**PROMPT:** Quote the listing below in its entirety, omitting every image.

+ + +

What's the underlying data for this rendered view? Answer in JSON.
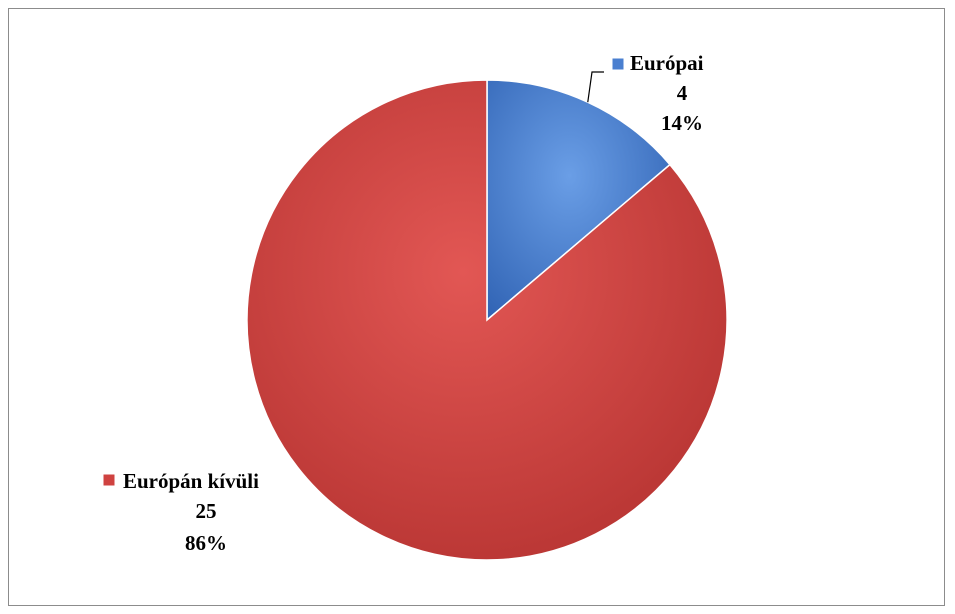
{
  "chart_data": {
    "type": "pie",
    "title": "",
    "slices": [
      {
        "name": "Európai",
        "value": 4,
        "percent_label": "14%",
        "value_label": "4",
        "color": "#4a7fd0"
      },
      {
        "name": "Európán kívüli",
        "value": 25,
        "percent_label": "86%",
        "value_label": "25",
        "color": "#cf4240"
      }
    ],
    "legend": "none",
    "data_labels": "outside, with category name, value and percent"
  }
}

+ + +

**ANSWER FOR THE TASK:**
What's the underlying data for this rendered view? Answer in JSON.
{
  "chart_data": {
    "type": "pie",
    "title": "",
    "slices": [
      {
        "name": "Európai",
        "value": 4,
        "percent_label": "14%",
        "value_label": "4",
        "color": "#4a7fd0"
      },
      {
        "name": "Európán kívüli",
        "value": 25,
        "percent_label": "86%",
        "value_label": "25",
        "color": "#cf4240"
      }
    ],
    "legend": "none",
    "data_labels": "outside, with category name, value and percent"
  }
}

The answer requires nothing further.